**DATA FOR THIS TASK**:
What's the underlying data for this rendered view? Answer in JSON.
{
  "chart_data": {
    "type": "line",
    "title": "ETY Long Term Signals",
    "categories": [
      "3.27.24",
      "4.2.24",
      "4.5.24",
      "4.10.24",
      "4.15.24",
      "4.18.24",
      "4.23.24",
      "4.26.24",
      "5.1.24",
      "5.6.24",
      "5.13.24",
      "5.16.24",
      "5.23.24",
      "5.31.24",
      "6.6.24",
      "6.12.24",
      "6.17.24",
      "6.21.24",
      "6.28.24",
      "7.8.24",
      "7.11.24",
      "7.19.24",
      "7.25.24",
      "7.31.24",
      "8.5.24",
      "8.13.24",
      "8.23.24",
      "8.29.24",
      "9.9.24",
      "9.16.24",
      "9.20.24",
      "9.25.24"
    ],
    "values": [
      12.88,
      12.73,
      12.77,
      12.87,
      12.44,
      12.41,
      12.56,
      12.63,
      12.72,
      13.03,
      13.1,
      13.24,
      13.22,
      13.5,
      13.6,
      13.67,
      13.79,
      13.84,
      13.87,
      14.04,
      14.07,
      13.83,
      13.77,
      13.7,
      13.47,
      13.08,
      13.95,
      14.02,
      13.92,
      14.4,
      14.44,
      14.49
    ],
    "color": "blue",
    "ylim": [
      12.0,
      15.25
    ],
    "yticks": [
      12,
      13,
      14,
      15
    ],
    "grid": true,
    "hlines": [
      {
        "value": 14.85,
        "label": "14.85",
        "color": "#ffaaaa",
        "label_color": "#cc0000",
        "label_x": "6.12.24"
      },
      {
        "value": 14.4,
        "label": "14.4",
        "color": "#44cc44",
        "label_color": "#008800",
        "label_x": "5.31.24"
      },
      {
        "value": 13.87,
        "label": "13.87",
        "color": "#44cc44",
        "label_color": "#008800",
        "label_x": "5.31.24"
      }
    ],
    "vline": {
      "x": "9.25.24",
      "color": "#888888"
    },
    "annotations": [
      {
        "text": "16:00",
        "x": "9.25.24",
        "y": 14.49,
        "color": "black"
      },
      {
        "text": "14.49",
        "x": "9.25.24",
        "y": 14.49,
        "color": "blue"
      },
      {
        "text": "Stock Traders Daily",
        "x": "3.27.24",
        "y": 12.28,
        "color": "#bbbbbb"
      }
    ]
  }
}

**PROBLEM REQUIREMENTS**: Output each entry precisely as given.

**RESPONSE TO THIS TASK**:
What's the underlying data for this rendered view? Answer in JSON.
{
  "chart_data": {
    "type": "line",
    "title": "ETY Long Term Signals",
    "categories": [
      "3.27.24",
      "4.2.24",
      "4.5.24",
      "4.10.24",
      "4.15.24",
      "4.18.24",
      "4.23.24",
      "4.26.24",
      "5.1.24",
      "5.6.24",
      "5.13.24",
      "5.16.24",
      "5.23.24",
      "5.31.24",
      "6.6.24",
      "6.12.24",
      "6.17.24",
      "6.21.24",
      "6.28.24",
      "7.8.24",
      "7.11.24",
      "7.19.24",
      "7.25.24",
      "7.31.24",
      "8.5.24",
      "8.13.24",
      "8.23.24",
      "8.29.24",
      "9.9.24",
      "9.16.24",
      "9.20.24",
      "9.25.24"
    ],
    "values": [
      12.88,
      12.73,
      12.77,
      12.87,
      12.44,
      12.41,
      12.56,
      12.63,
      12.72,
      13.03,
      13.1,
      13.24,
      13.22,
      13.5,
      13.6,
      13.67,
      13.79,
      13.84,
      13.87,
      14.04,
      14.07,
      13.83,
      13.77,
      13.7,
      13.47,
      13.08,
      13.95,
      14.02,
      13.92,
      14.4,
      14.44,
      14.49
    ],
    "color": "blue",
    "ylim": [
      12.0,
      15.25
    ],
    "yticks": [
      12,
      13,
      14,
      15
    ],
    "grid": true,
    "hlines": [
      {
        "value": 14.85,
        "label": "14.85",
        "color": "#ffaaaa",
        "label_color": "#cc0000",
        "label_x": "6.12.24"
      },
      {
        "value": 14.4,
        "label": "14.4",
        "color": "#44cc44",
        "label_color": "#008800",
        "label_x": "5.31.24"
      },
      {
        "value": 13.87,
        "label": "13.87",
        "color": "#44cc44",
        "label_color": "#008800",
        "label_x": "5.31.24"
      }
    ],
    "vline": {
      "x": "9.25.24",
      "color": "#888888"
    },
    "annotations": [
      {
        "text": "16:00",
        "x": "9.25.24",
        "y": 14.49,
        "color": "black"
      },
      {
        "text": "14.49",
        "x": "9.25.24",
        "y": 14.49,
        "color": "blue"
      },
      {
        "text": "Stock Traders Daily",
        "x": "3.27.24",
        "y": 12.28,
        "color": "#bbbbbb"
      }
    ]
  }
}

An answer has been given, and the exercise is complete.